━━━ Texto de la página ━━━

La mentira como arma geopolítica a propósito de una obra de arte religioso

Una cosa es caer víctima de una engañifa bien urdida; otra es tragarse una bobería del tamaño de un galeón

Detalle de «La Santísima Trinidad», por Andrei Rublev

Desde antiguo es sabido que durante los conflictos armados una de las primeras víctimas es la verdad; los gobiernos naturalmente usan la desinformación y el engaño para respaldar la lucha por sus objetivos o bien para consolidar los ya logrados. Pueblos y políticos vacilantes fueron convencidos de ir a la guerra al son de la explosión del acorazado Maine (supuestamente a manos de una mina española) o del incidente del Golfo de Tonkín (supuestamente a manos de torpederas norvietnamitas), casus belli que en ambos casos resultó ser un montaje.

Pero a diferencia de los casos nombrados, en que la verdad sólo se pudo conocer años más tarde (en el caso del Maine, casi un siglo después) debido a la abismal asimetría entre el acceso a la información por parte del hombre común y el control de la misma por parte de gobiernos y corporaciones, hoy cualquiera cuenta con acceso fluido e instantáneo a mucha información; no sólo a la que nos quieren mostrar nuestros propios gobiernos, sino también a la opinión de disidentes e incluso a lo que nos quiere decir «el enemigo», por no mencionar a los ejércitos de autonombrados fact checkers (aunque hoy muchos de éstos son meros censores al servicio de los propagadores de mentiras). Por lo tanto, no pueden dejar de sorprendernos ciertas publicaciones de prensa cuya afrenta a la verdad es tan descarada que raya con lo grotesco.

━━━

Ejercicio A: Según el texto sobre la mentira como arma geopolítica, ¿cuánto tiempo pasó hasta que se conoció la verdad en el caso del acorazado Maine?
Ejercicio B: Prosigue el texto sobre la mentira como arma geopolítica a partir de su última oración.

━━━ Extractos de entradas ━━━

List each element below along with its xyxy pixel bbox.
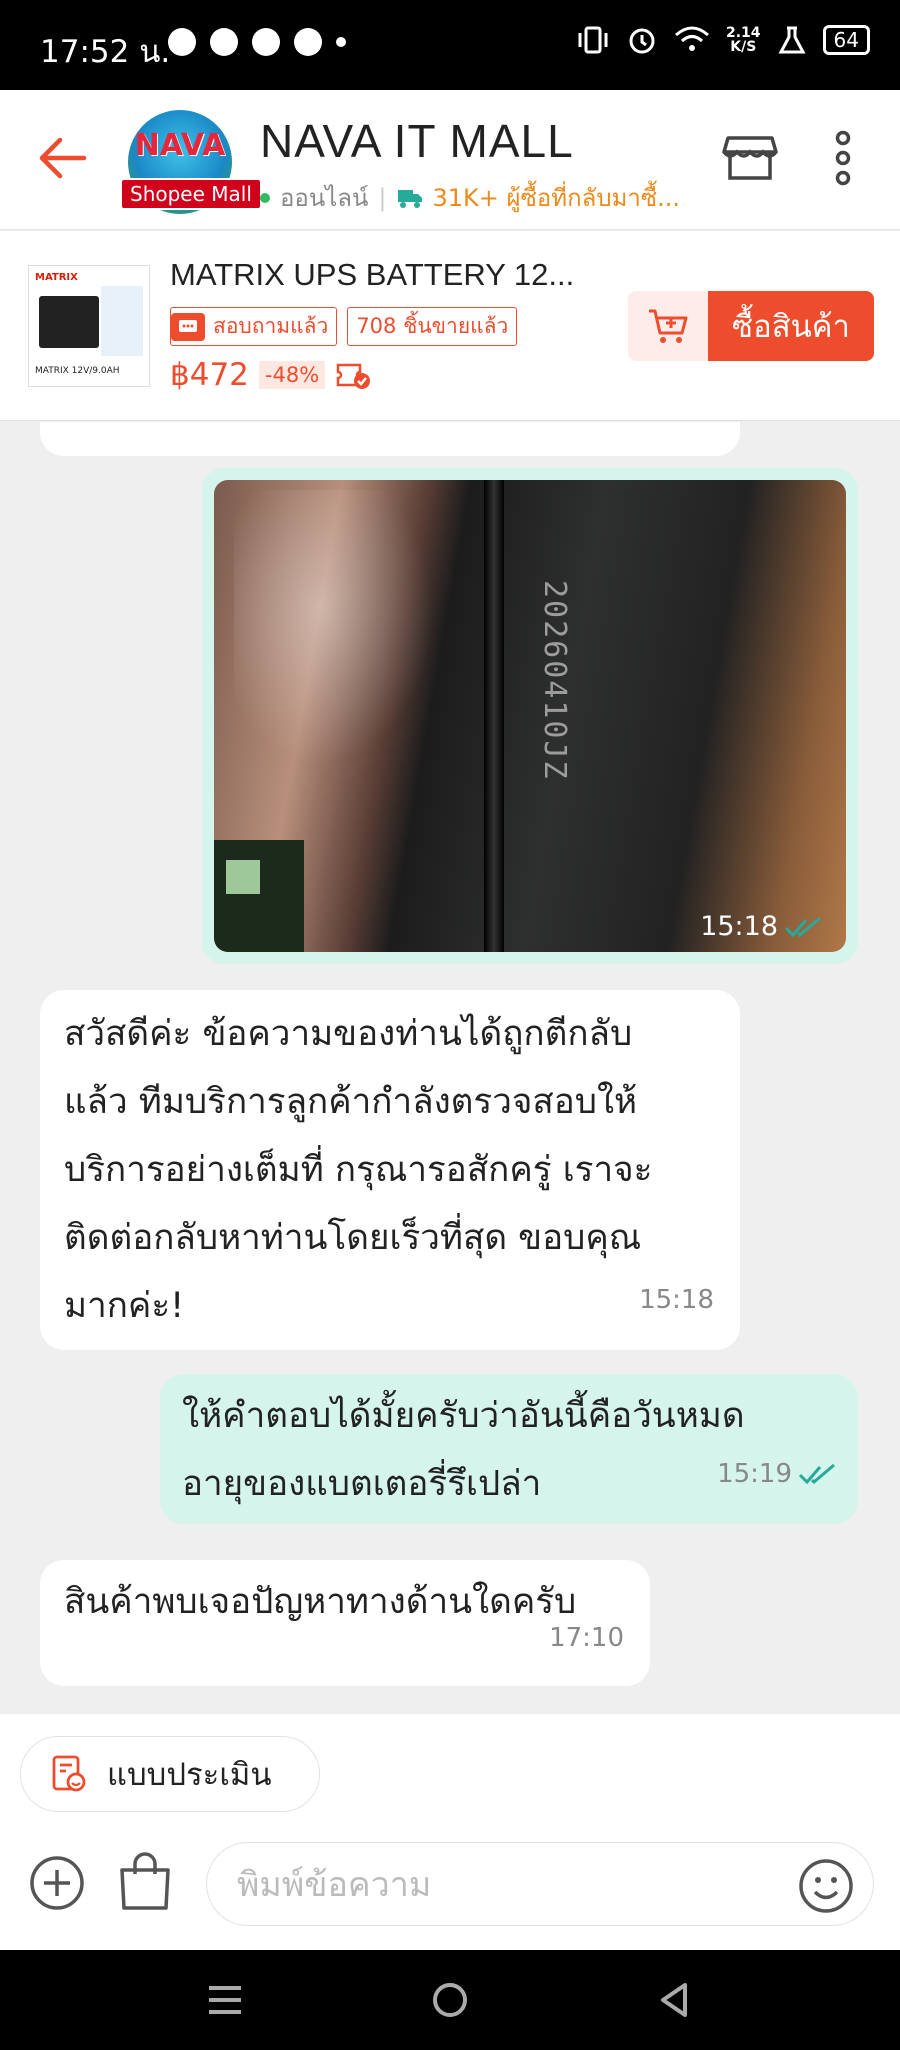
online-dot-icon <box>260 192 270 203</box>
price-row: ฿472 -48% <box>170 357 371 393</box>
network-speed-unit: K/S <box>730 39 757 55</box>
returning-buyers: 31K+ ผู้ซื้อที่กลับมาซื้... <box>432 184 681 212</box>
outgoing-message[interactable]: ให้คำตอบได้มั้ยครับว่าอันนี้คือวันหมด อา… <box>160 1374 858 1524</box>
message-time: 15:19 <box>717 1459 792 1489</box>
incoming-message[interactable]: สินค้าพบเจอปัญหาทางด้านใดครับ 17:10 <box>40 1560 650 1686</box>
shop-meta: ออนไลน์ | 31K+ ผู้ซื้อที่กลับมาซื้... <box>260 178 680 217</box>
notification-icons <box>168 28 346 56</box>
product-tags: สอบถามแล้ว 708 ชิ้นขายแล้ว <box>170 307 518 346</box>
composer: แบบประเมิน <box>0 1714 900 1950</box>
message-line: แล้ว ทีมบริการลูกค้ากำลังตรวจสอบให้ <box>64 1082 638 1122</box>
product-price: ฿472 <box>170 357 249 393</box>
app-notification-icon <box>252 28 280 56</box>
back-triangle-icon[interactable] <box>655 1980 695 2020</box>
survey-icon <box>52 1755 86 1792</box>
battery-indicator: 64 <box>822 25 870 55</box>
photo-qr-label <box>214 840 304 952</box>
messenger-icon <box>294 28 322 56</box>
online-status: ออนไลน์ <box>280 184 369 212</box>
network-speed: 2.14 K/S <box>726 26 761 54</box>
voucher-icon <box>336 363 371 389</box>
incoming-message[interactable]: สวัสดีค่ะ ข้อความของท่านได้ถูกตีกลับ แล้… <box>40 990 740 1350</box>
image-message[interactable]: 20260410JZ 15:18 <box>202 468 858 964</box>
battery-photo[interactable]: 20260410JZ 15:18 <box>214 480 846 952</box>
asked-tag: สอบถามแล้ว <box>170 307 338 346</box>
message-time: 15:18 <box>639 1285 714 1315</box>
rating-survey-button[interactable]: แบบประเมิน <box>20 1736 320 1812</box>
buy-now-button[interactable]: ซื้อสินค้า <box>708 291 874 361</box>
message-time: 17:10 <box>549 1623 624 1653</box>
thumb-spec-panel <box>101 286 143 356</box>
chat-header: NAVA Shopee Mall NAVA IT MALL ออนไลน์ | … <box>0 90 900 230</box>
delivery-truck-icon <box>397 189 422 208</box>
read-double-check-icon <box>784 916 821 937</box>
thumb-battery-image <box>39 296 99 348</box>
lab-flask-icon <box>778 26 806 54</box>
message-input[interactable] <box>237 1857 757 1913</box>
status-time: 17:52 น. <box>40 34 171 70</box>
read-double-check-icon <box>798 1463 835 1485</box>
thumb-brand: MATRIX <box>35 272 78 283</box>
more-notifications-icon <box>336 37 346 47</box>
rating-survey-label: แบบประเมิน <box>107 1757 272 1793</box>
product-bar[interactable]: MATRIX MATRIX 12V/9.0AH MATRIX UPS BATTE… <box>0 231 900 421</box>
add-attachment-icon[interactable] <box>28 1854 86 1912</box>
home-circle-icon[interactable] <box>430 1980 470 2020</box>
asked-tag-label: สอบถามแล้ว <box>213 314 329 338</box>
chat-bubble-icon <box>171 312 205 341</box>
avatar-logo-text: NAVA <box>134 128 226 163</box>
shopping-bag-icon[interactable] <box>116 1850 174 1912</box>
sold-count-tag: 708 ชิ้นขายแล้ว <box>347 307 518 346</box>
recent-apps-icon[interactable] <box>205 1980 245 2020</box>
message-input-box[interactable] <box>206 1842 874 1926</box>
system-icons: 2.14 K/S 64 <box>576 24 870 56</box>
previous-message-bubble <box>40 422 740 456</box>
discount-badge: -48% <box>258 361 326 389</box>
message-line: มากค่ะ! <box>64 1286 185 1326</box>
thumb-caption: MATRIX 12V/9.0AH <box>35 366 120 376</box>
more-vertical-icon[interactable] <box>825 128 861 188</box>
emoji-icon[interactable] <box>797 1857 855 1915</box>
image-time-text: 15:18 <box>700 911 778 942</box>
vibrate-icon <box>578 26 608 54</box>
product-title[interactable]: MATRIX UPS BATTERY 12... <box>170 257 574 293</box>
alarm-icon <box>629 28 655 54</box>
shop-icon[interactable] <box>722 130 778 186</box>
message-line: สินค้าพบเจอปัญหาทางด้านใดครับ <box>64 1582 577 1622</box>
image-message-time: 15:18 <box>700 911 824 942</box>
chat-messages[interactable]: 20260410JZ 15:18 สวัสดีค่ะ ข้อความของท่า… <box>0 422 900 1714</box>
add-to-cart-button[interactable] <box>628 291 708 361</box>
photo-date-stamp: 20260410JZ <box>537 580 572 781</box>
app-notification-icon <box>168 28 196 56</box>
meta-divider: | <box>378 183 387 212</box>
system-navigation-bar <box>0 1950 900 2050</box>
product-thumbnail[interactable]: MATRIX MATRIX 12V/9.0AH <box>28 265 150 387</box>
message-line: ติดต่อกลับหาท่านโดยเร็วที่สุด ขอบคุณ <box>64 1218 642 1258</box>
message-time-row: 15:19 <box>717 1440 838 1508</box>
photo-battery-edge <box>484 480 504 952</box>
status-bar: 17:52 น. 2.14 K/S 64 <box>0 0 900 90</box>
photo-reflection <box>234 490 454 790</box>
message-line: บริการอย่างเต็มที่ กรุณารอสักครู่ เราจะ <box>64 1150 653 1190</box>
shopee-mall-badge: Shopee Mall <box>120 178 262 210</box>
message-line: สวัสดีค่ะ ข้อความของท่านได้ถูกตีกลับ <box>64 1014 633 1054</box>
back-arrow-icon[interactable] <box>32 128 92 188</box>
shop-name[interactable]: NAVA IT MALL <box>260 114 574 168</box>
alarm-notification-icon <box>210 28 238 56</box>
wifi-icon <box>675 26 709 51</box>
add-to-cart-icon <box>649 309 688 343</box>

━━━

Resultado final A: Casi un siglo.

Resultado final B:
Vamos a detenernos hoy en las dos estrellas de la prensa sistémica (para usar el mote que con acierto le da un autor muy querido en estas páginas), el diario proge de izquierdas El País (otrora defensor de la clase trabajadora, hoy de la oligarquía financiera) y el diario progre de derechas ABC (otrora defensor de la hispanidad, hoy de la oligarquía financiera); cada uno con su respectivo especialista en Rusia; por El País, la periodista Pilar Bonet (representante también del think tank mundialista Centro de Relaciones Internacionales y Cooperación Internacional con sede en Barcelona) y, por ABC, Rafael Moreno Mañueco, corresponsal en Moscú.

Ambos medios han publicado el 18 de mayo recién pasado sendos artículos (escritos por sus ya nombrados especialistas), criticando el anuncio del gobierno de Moscú de transferir a la Iglesia Ortodoxa Rusa una obra de arte religioso; un icono de la Santísima Trinidad pintado el siglo XV por Andrei Rublev.

En el artículo de ABC (Polémica ante la decisión de Putin de transferir a la Iglesia Ortodoxa la obra artística más importante de la antigüedad rusa) leemos que la entrega del icono es en realidad una «operación de imagen», mediante la cual Putin agradecería al Patriarca Kyrill y a la cúpula eclesiástica por su apoyo a la por su apoyo a la invasión a Ucrania.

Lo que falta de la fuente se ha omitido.